- Request -
In your copy, leave out the pictures and repeat the entries below exactly.

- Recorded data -
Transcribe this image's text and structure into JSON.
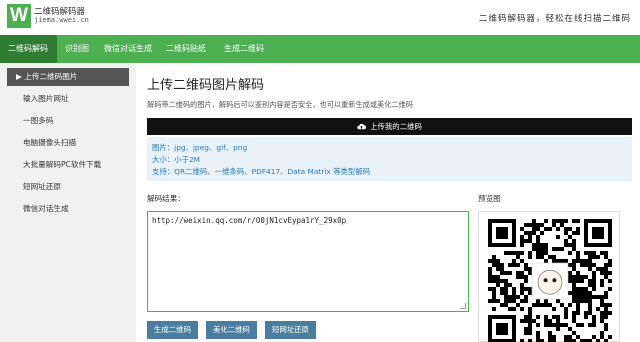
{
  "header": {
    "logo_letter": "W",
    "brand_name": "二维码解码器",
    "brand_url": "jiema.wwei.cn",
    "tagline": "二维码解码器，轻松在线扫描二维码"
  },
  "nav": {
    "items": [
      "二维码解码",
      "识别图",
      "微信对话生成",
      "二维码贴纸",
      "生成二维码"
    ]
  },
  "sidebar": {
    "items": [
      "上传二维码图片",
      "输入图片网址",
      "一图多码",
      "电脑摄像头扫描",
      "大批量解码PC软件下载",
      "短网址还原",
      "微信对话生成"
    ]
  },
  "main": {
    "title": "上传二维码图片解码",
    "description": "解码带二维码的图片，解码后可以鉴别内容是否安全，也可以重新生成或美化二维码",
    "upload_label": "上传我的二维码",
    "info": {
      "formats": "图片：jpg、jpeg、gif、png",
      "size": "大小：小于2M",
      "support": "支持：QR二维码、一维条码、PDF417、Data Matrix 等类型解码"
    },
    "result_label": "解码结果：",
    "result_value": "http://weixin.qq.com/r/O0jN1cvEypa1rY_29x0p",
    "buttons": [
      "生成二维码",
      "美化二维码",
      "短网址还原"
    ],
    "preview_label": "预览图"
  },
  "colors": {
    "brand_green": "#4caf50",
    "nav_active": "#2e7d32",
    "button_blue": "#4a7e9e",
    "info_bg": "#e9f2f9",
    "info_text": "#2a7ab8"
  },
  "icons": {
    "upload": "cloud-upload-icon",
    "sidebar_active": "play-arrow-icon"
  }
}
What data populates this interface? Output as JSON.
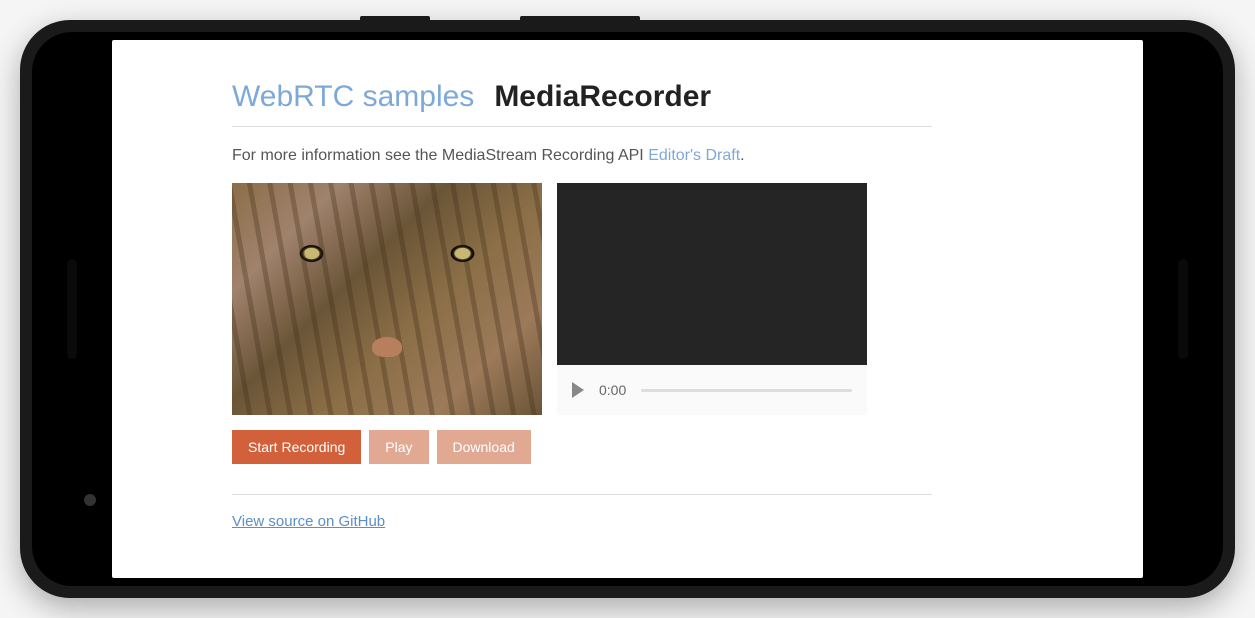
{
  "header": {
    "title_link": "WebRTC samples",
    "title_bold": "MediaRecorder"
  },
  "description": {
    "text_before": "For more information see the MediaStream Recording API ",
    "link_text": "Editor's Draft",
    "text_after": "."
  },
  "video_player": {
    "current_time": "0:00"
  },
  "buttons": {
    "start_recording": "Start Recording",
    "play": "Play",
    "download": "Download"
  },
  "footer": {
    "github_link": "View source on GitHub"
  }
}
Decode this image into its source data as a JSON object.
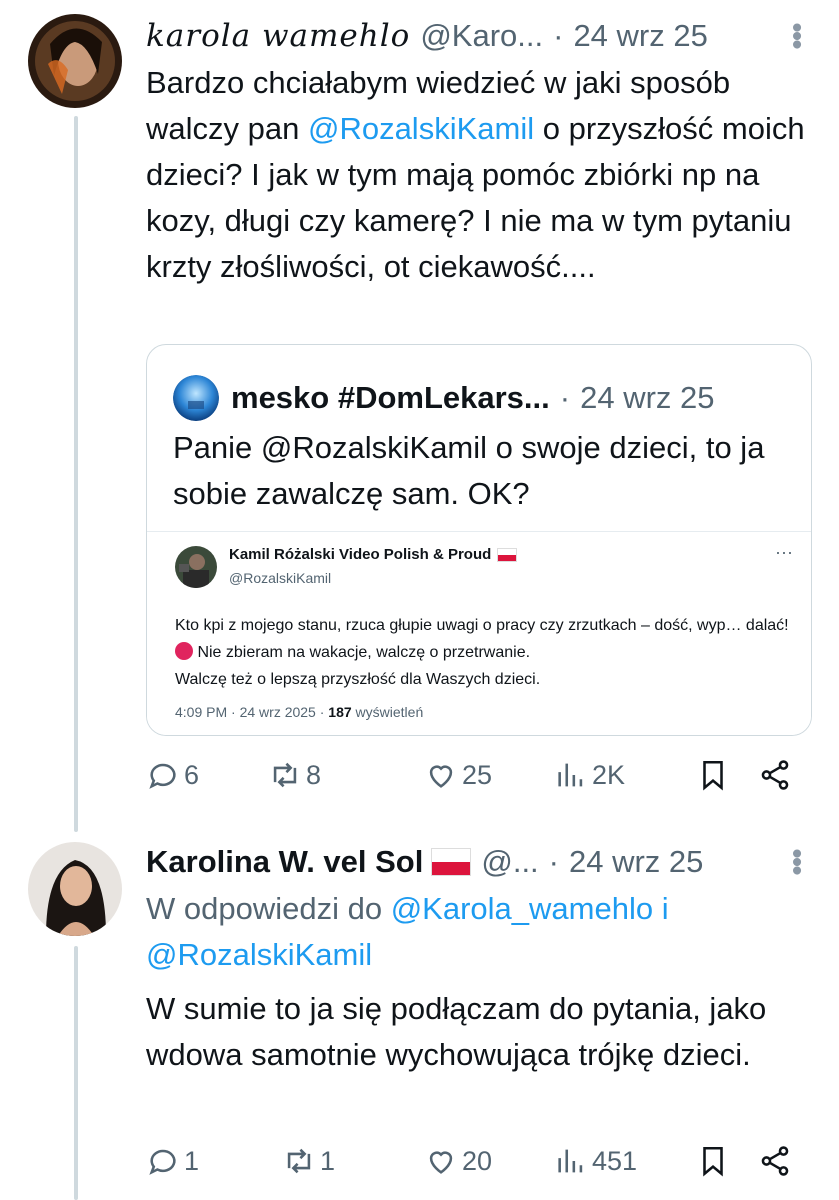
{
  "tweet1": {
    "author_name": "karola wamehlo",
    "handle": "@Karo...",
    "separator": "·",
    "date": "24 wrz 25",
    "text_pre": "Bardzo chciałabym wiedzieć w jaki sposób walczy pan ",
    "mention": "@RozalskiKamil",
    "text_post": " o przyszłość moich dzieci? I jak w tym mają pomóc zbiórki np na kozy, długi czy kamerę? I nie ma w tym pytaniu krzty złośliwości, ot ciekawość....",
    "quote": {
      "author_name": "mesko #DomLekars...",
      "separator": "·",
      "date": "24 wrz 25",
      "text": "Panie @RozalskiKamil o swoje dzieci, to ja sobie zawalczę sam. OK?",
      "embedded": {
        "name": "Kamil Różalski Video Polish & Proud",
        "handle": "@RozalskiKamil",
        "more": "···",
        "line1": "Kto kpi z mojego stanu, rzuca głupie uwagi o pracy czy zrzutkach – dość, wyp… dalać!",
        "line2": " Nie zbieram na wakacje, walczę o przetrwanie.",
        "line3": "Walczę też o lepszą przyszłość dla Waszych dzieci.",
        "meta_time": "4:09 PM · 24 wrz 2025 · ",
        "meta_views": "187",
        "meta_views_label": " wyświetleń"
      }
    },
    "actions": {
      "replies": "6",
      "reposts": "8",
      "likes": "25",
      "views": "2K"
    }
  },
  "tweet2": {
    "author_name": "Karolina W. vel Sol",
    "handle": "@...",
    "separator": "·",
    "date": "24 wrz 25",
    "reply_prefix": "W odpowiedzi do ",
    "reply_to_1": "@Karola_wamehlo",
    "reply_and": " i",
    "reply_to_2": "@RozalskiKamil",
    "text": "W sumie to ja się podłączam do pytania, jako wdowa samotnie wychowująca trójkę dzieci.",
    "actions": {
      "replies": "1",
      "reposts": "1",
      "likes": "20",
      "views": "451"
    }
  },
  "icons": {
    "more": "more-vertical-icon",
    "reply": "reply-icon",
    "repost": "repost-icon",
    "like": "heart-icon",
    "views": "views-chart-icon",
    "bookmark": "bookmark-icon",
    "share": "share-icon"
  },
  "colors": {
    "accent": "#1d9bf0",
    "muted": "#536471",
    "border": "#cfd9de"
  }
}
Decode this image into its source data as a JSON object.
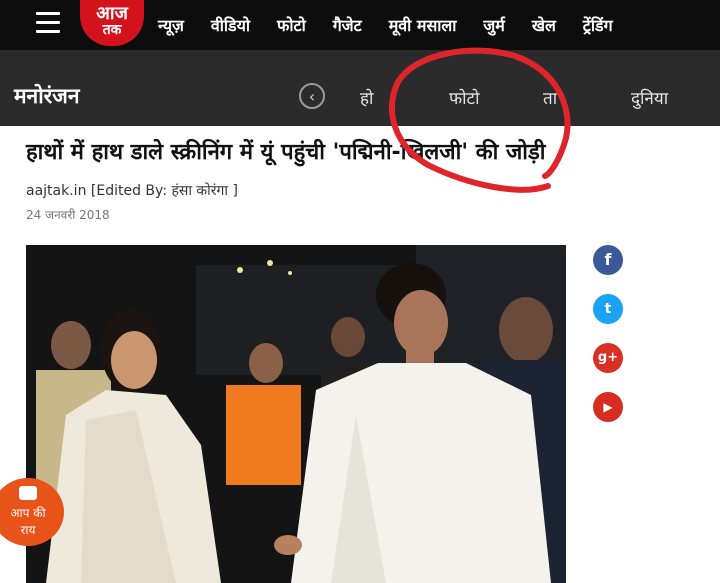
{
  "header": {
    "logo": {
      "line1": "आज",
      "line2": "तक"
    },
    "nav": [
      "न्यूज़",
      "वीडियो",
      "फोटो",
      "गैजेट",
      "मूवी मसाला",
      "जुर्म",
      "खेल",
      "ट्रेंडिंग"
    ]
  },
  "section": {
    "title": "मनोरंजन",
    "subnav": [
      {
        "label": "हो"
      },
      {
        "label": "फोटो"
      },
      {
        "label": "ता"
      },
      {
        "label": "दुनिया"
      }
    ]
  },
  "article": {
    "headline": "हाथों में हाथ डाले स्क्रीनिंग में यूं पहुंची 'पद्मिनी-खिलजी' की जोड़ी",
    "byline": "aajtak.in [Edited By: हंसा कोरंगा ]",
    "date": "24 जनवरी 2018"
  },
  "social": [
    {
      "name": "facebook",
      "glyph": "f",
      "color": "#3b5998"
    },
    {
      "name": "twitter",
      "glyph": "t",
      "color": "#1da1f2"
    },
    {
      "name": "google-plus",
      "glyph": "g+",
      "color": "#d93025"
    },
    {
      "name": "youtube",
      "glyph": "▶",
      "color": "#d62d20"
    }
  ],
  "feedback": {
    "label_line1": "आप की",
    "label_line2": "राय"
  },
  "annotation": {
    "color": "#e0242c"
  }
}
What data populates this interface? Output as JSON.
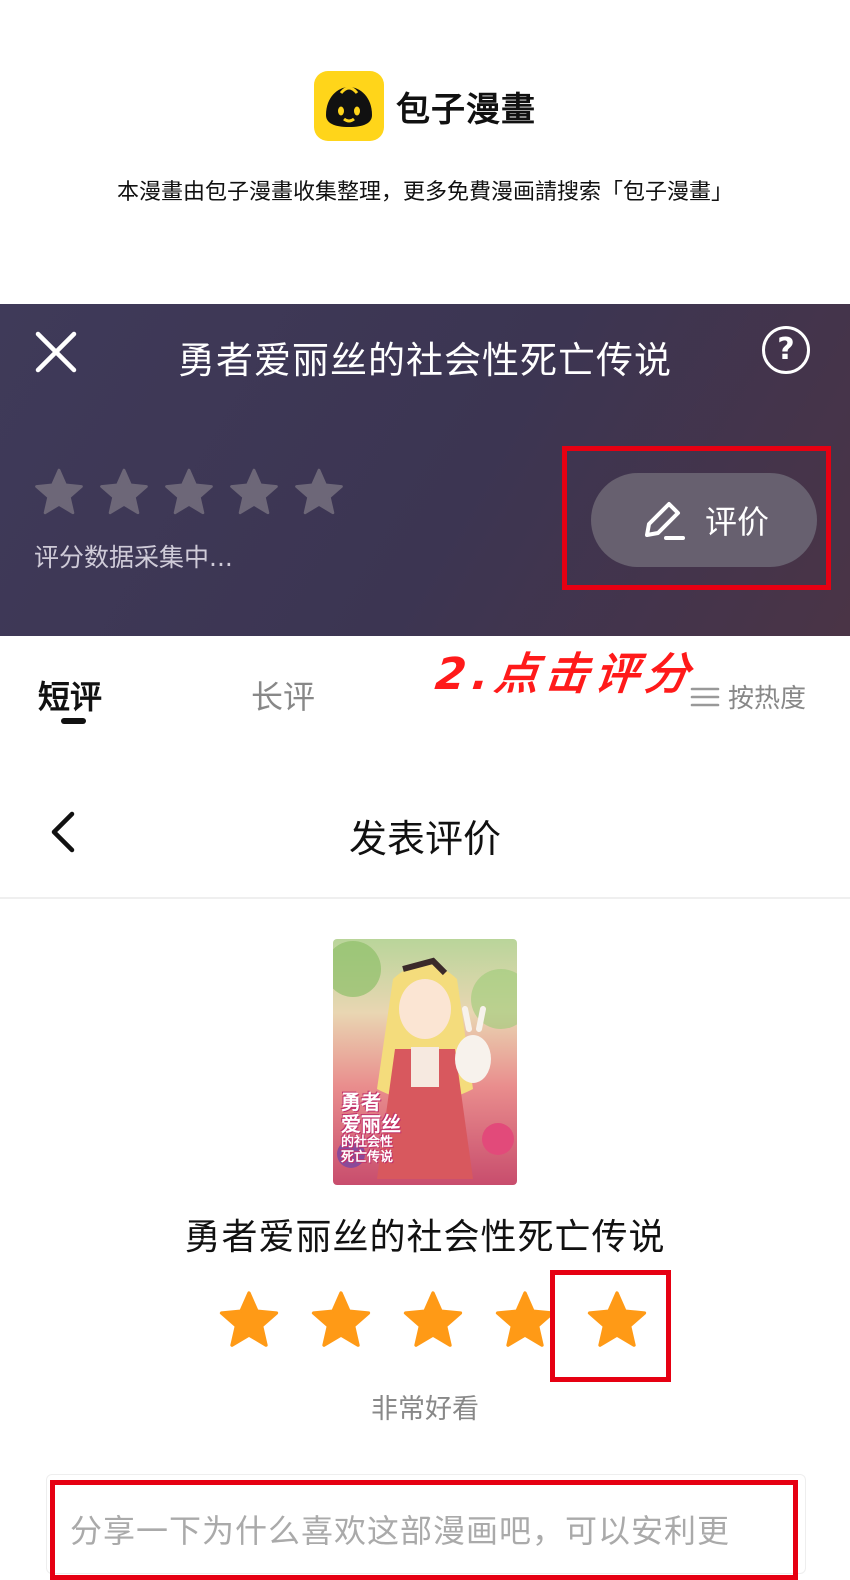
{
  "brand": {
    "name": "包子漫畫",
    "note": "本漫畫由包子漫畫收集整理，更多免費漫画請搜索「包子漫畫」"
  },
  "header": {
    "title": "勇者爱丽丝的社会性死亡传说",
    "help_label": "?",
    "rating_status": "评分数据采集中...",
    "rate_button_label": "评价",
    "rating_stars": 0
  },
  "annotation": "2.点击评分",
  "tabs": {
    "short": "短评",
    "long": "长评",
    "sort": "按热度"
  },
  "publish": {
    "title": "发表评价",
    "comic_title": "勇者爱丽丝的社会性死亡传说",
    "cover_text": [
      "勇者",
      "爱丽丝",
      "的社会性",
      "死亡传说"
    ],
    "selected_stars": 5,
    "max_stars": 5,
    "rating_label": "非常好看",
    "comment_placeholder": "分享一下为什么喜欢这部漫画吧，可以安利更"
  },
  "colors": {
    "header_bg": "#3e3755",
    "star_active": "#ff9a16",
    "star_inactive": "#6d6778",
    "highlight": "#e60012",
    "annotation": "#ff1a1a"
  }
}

- Worked solution -
Transcribe this image's text and structure into JSON.
{
  "header": {
    "logo_letter": "W",
    "brand_name": "二维码解码器",
    "brand_url": "jiema.wwei.cn",
    "tagline": "二维码解码器，轻松在线扫描二维码"
  },
  "nav": {
    "items": [
      "二维码解码",
      "识别图",
      "微信对话生成",
      "二维码贴纸",
      "生成二维码"
    ]
  },
  "sidebar": {
    "items": [
      "上传二维码图片",
      "输入图片网址",
      "一图多码",
      "电脑摄像头扫描",
      "大批量解码PC软件下载",
      "短网址还原",
      "微信对话生成"
    ]
  },
  "main": {
    "title": "上传二维码图片解码",
    "description": "解码带二维码的图片，解码后可以鉴别内容是否安全，也可以重新生成或美化二维码",
    "upload_label": "上传我的二维码",
    "info": {
      "formats": "图片：jpg、jpeg、gif、png",
      "size": "大小：小于2M",
      "support": "支持：QR二维码、一维条码、PDF417、Data Matrix 等类型解码"
    },
    "result_label": "解码结果：",
    "result_value": "http://weixin.qq.com/r/O0jN1cvEypa1rY_29x0p",
    "buttons": [
      "生成二维码",
      "美化二维码",
      "短网址还原"
    ],
    "preview_label": "预览图"
  },
  "colors": {
    "brand_green": "#4caf50",
    "nav_active": "#2e7d32",
    "button_blue": "#4a7e9e",
    "info_bg": "#e9f2f9",
    "info_text": "#2a7ab8"
  },
  "icons": {
    "upload": "cloud-upload-icon",
    "sidebar_active": "play-arrow-icon"
  }
}
What data populates this interface? Output as JSON.
{
  "header": {
    "title_link": "WebRTC samples",
    "title_bold": "MediaRecorder"
  },
  "description": {
    "text_before": "For more information see the MediaStream Recording API ",
    "link_text": "Editor's Draft",
    "text_after": "."
  },
  "video_player": {
    "current_time": "0:00"
  },
  "buttons": {
    "start_recording": "Start Recording",
    "play": "Play",
    "download": "Download"
  },
  "footer": {
    "github_link": "View source on GitHub"
  }
}
Decode this image into its source data as a JSON object.
{
  "tweet1": {
    "author_name": "karola wamehlo",
    "handle": "@Karo...",
    "separator": "·",
    "date": "24 wrz 25",
    "text_pre": "Bardzo chciałabym wiedzieć w jaki sposób walczy pan ",
    "mention": "@RozalskiKamil",
    "text_post": " o przyszłość moich dzieci? I jak w tym mają pomóc zbiórki np na kozy, długi czy kamerę? I nie ma w tym pytaniu krzty złośliwości, ot ciekawość....",
    "quote": {
      "author_name": "mesko #DomLekars...",
      "separator": "·",
      "date": "24 wrz 25",
      "text": "Panie @RozalskiKamil o swoje dzieci, to ja sobie zawalczę sam. OK?",
      "embedded": {
        "name": "Kamil Różalski Video Polish & Proud",
        "handle": "@RozalskiKamil",
        "more": "···",
        "line1": "Kto kpi z mojego stanu, rzuca głupie uwagi o pracy czy zrzutkach – dość, wyp… dalać!",
        "line2": " Nie zbieram na wakacje, walczę o przetrwanie.",
        "line3": "Walczę też o lepszą przyszłość dla Waszych dzieci.",
        "meta_time": "4:09 PM · 24 wrz 2025 · ",
        "meta_views": "187",
        "meta_views_label": " wyświetleń"
      }
    },
    "actions": {
      "replies": "6",
      "reposts": "8",
      "likes": "25",
      "views": "2K"
    }
  },
  "tweet2": {
    "author_name": "Karolina W. vel Sol",
    "handle": "@...",
    "separator": "·",
    "date": "24 wrz 25",
    "reply_prefix": "W odpowiedzi do ",
    "reply_to_1": "@Karola_wamehlo",
    "reply_and": " i",
    "reply_to_2": "@RozalskiKamil",
    "text": "W sumie to ja się podłączam do pytania, jako wdowa samotnie wychowująca trójkę dzieci.",
    "actions": {
      "replies": "1",
      "reposts": "1",
      "likes": "20",
      "views": "451"
    }
  },
  "icons": {
    "more": "more-vertical-icon",
    "reply": "reply-icon",
    "repost": "repost-icon",
    "like": "heart-icon",
    "views": "views-chart-icon",
    "bookmark": "bookmark-icon",
    "share": "share-icon"
  },
  "colors": {
    "accent": "#1d9bf0",
    "muted": "#536471",
    "border": "#cfd9de"
  }
}
Decode this image into its source data as a JSON object.
{
  "header": {
    "logo": {
      "line1": "आज",
      "line2": "तक"
    },
    "nav": [
      "न्यूज़",
      "वीडियो",
      "फोटो",
      "गैजेट",
      "मूवी मसाला",
      "जुर्म",
      "खेल",
      "ट्रेंडिंग"
    ]
  },
  "section": {
    "title": "मनोरंजन",
    "subnav": [
      {
        "label": "हो"
      },
      {
        "label": "फोटो"
      },
      {
        "label": "ता"
      },
      {
        "label": "दुनिया"
      }
    ]
  },
  "article": {
    "headline": "हाथों में हाथ डाले स्क्रीनिंग में यूं पहुंची 'पद्मिनी-खिलजी' की जोड़ी",
    "byline": "aajtak.in [Edited By: हंसा कोरंगा ]",
    "date": "24 जनवरी 2018"
  },
  "social": [
    {
      "name": "facebook",
      "glyph": "f",
      "color": "#3b5998"
    },
    {
      "name": "twitter",
      "glyph": "t",
      "color": "#1da1f2"
    },
    {
      "name": "google-plus",
      "glyph": "g+",
      "color": "#d93025"
    },
    {
      "name": "youtube",
      "glyph": "▶",
      "color": "#d62d20"
    }
  ],
  "feedback": {
    "label_line1": "आप की",
    "label_line2": "राय"
  },
  "annotation": {
    "color": "#e0242c"
  }
}
What data populates this interface? Output as JSON.
{
  "brand": {
    "name": "包子漫畫",
    "note": "本漫畫由包子漫畫收集整理，更多免費漫画請搜索「包子漫畫」"
  },
  "header": {
    "title": "勇者爱丽丝的社会性死亡传说",
    "help_label": "?",
    "rating_status": "评分数据采集中...",
    "rate_button_label": "评价",
    "rating_stars": 0
  },
  "annotation": "2.点击评分",
  "tabs": {
    "short": "短评",
    "long": "长评",
    "sort": "按热度"
  },
  "publish": {
    "title": "发表评价",
    "comic_title": "勇者爱丽丝的社会性死亡传说",
    "cover_text": [
      "勇者",
      "爱丽丝",
      "的社会性",
      "死亡传说"
    ],
    "selected_stars": 5,
    "max_stars": 5,
    "rating_label": "非常好看",
    "comment_placeholder": "分享一下为什么喜欢这部漫画吧，可以安利更"
  },
  "colors": {
    "header_bg": "#3e3755",
    "star_active": "#ff9a16",
    "star_inactive": "#6d6778",
    "highlight": "#e60012",
    "annotation": "#ff1a1a"
  }
}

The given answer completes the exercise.